__GIVEN TASK__
Omit the pictures and return every entry exactly as written.

(Figure collection entries)
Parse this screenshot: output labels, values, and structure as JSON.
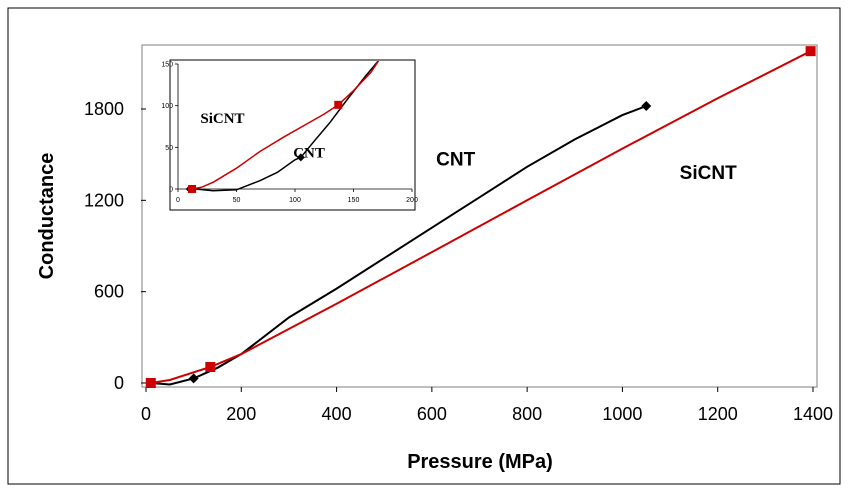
{
  "chart_data": [
    {
      "type": "line",
      "xlabel": "Pressure (MPa)",
      "ylabel": "Conductance",
      "xlim": [
        0,
        1400
      ],
      "ylim": [
        -60,
        2150
      ],
      "xticks": [
        "0",
        "200",
        "400",
        "600",
        "800",
        "1000",
        "1200",
        "1400"
      ],
      "yticks": [
        "0",
        "600",
        "1200",
        "1800"
      ],
      "series": [
        {
          "name": "CNT",
          "color": "#000000",
          "marker": "diamond",
          "x": [
            10,
            50,
            100,
            150,
            200,
            300,
            400,
            500,
            600,
            700,
            800,
            900,
            1000,
            1050
          ],
          "y": [
            0,
            -10,
            30,
            100,
            190,
            430,
            620,
            820,
            1020,
            1220,
            1420,
            1600,
            1760,
            1820
          ],
          "marker_points": [
            [
              10,
              0
            ],
            [
              100,
              30
            ],
            [
              1050,
              1820
            ]
          ]
        },
        {
          "name": "SiCNT",
          "color": "#cc0000",
          "marker": "square",
          "x": [
            10,
            50,
            100,
            135,
            200,
            400,
            600,
            800,
            1000,
            1200,
            1395
          ],
          "y": [
            0,
            20,
            70,
            105,
            190,
            520,
            860,
            1200,
            1540,
            1870,
            2180
          ],
          "marker_points": [
            [
              10,
              0
            ],
            [
              135,
              105
            ],
            [
              1395,
              2180
            ]
          ]
        }
      ],
      "annotations": [
        {
          "text": "CNT",
          "x": 650,
          "y": 1430
        },
        {
          "text": "SiCNT",
          "x": 1180,
          "y": 1340
        }
      ]
    },
    {
      "type": "line",
      "role": "inset",
      "xlim": [
        0,
        200
      ],
      "ylim": [
        0,
        150
      ],
      "xticks": [
        "0",
        "50",
        "100",
        "150",
        "200"
      ],
      "yticks": [
        "0",
        "50",
        "100",
        "150"
      ],
      "series": [
        {
          "name": "CNT",
          "color": "#000000",
          "x": [
            10,
            15,
            30,
            50,
            70,
            85,
            100,
            105,
            115,
            130,
            145,
            160,
            172
          ],
          "y": [
            0,
            0,
            -2,
            -1,
            10,
            20,
            35,
            38,
            55,
            80,
            108,
            135,
            155
          ],
          "marker_points": [
            [
              10,
              0
            ],
            [
              105,
              38
            ]
          ]
        },
        {
          "name": "SiCNT",
          "color": "#cc0000",
          "x": [
            12,
            20,
            30,
            50,
            70,
            90,
            110,
            125,
            137,
            150,
            165,
            172
          ],
          "y": [
            0,
            2,
            8,
            25,
            45,
            62,
            78,
            90,
            101,
            118,
            140,
            155
          ],
          "marker_points": [
            [
              12,
              0
            ],
            [
              137,
              101
            ]
          ]
        }
      ],
      "annotations": [
        {
          "text": "SiCNT",
          "x": 38,
          "y": 79
        },
        {
          "text": "CNT",
          "x": 112,
          "y": 38
        }
      ]
    }
  ]
}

__EXERCISE RESPONSE__
Parse this screenshot: output labels, values, and structure as JSON.
{
  "chart_data": [
    {
      "type": "line",
      "xlabel": "Pressure (MPa)",
      "ylabel": "Conductance",
      "xlim": [
        0,
        1400
      ],
      "ylim": [
        -60,
        2150
      ],
      "xticks": [
        "0",
        "200",
        "400",
        "600",
        "800",
        "1000",
        "1200",
        "1400"
      ],
      "yticks": [
        "0",
        "600",
        "1200",
        "1800"
      ],
      "series": [
        {
          "name": "CNT",
          "color": "#000000",
          "marker": "diamond",
          "x": [
            10,
            50,
            100,
            150,
            200,
            300,
            400,
            500,
            600,
            700,
            800,
            900,
            1000,
            1050
          ],
          "y": [
            0,
            -10,
            30,
            100,
            190,
            430,
            620,
            820,
            1020,
            1220,
            1420,
            1600,
            1760,
            1820
          ],
          "marker_points": [
            [
              10,
              0
            ],
            [
              100,
              30
            ],
            [
              1050,
              1820
            ]
          ]
        },
        {
          "name": "SiCNT",
          "color": "#cc0000",
          "marker": "square",
          "x": [
            10,
            50,
            100,
            135,
            200,
            400,
            600,
            800,
            1000,
            1200,
            1395
          ],
          "y": [
            0,
            20,
            70,
            105,
            190,
            520,
            860,
            1200,
            1540,
            1870,
            2180
          ],
          "marker_points": [
            [
              10,
              0
            ],
            [
              135,
              105
            ],
            [
              1395,
              2180
            ]
          ]
        }
      ],
      "annotations": [
        {
          "text": "CNT",
          "x": 650,
          "y": 1430
        },
        {
          "text": "SiCNT",
          "x": 1180,
          "y": 1340
        }
      ]
    },
    {
      "type": "line",
      "role": "inset",
      "xlim": [
        0,
        200
      ],
      "ylim": [
        0,
        150
      ],
      "xticks": [
        "0",
        "50",
        "100",
        "150",
        "200"
      ],
      "yticks": [
        "0",
        "50",
        "100",
        "150"
      ],
      "series": [
        {
          "name": "CNT",
          "color": "#000000",
          "x": [
            10,
            15,
            30,
            50,
            70,
            85,
            100,
            105,
            115,
            130,
            145,
            160,
            172
          ],
          "y": [
            0,
            0,
            -2,
            -1,
            10,
            20,
            35,
            38,
            55,
            80,
            108,
            135,
            155
          ],
          "marker_points": [
            [
              10,
              0
            ],
            [
              105,
              38
            ]
          ]
        },
        {
          "name": "SiCNT",
          "color": "#cc0000",
          "x": [
            12,
            20,
            30,
            50,
            70,
            90,
            110,
            125,
            137,
            150,
            165,
            172
          ],
          "y": [
            0,
            2,
            8,
            25,
            45,
            62,
            78,
            90,
            101,
            118,
            140,
            155
          ],
          "marker_points": [
            [
              12,
              0
            ],
            [
              137,
              101
            ]
          ]
        }
      ],
      "annotations": [
        {
          "text": "SiCNT",
          "x": 38,
          "y": 79
        },
        {
          "text": "CNT",
          "x": 112,
          "y": 38
        }
      ]
    }
  ]
}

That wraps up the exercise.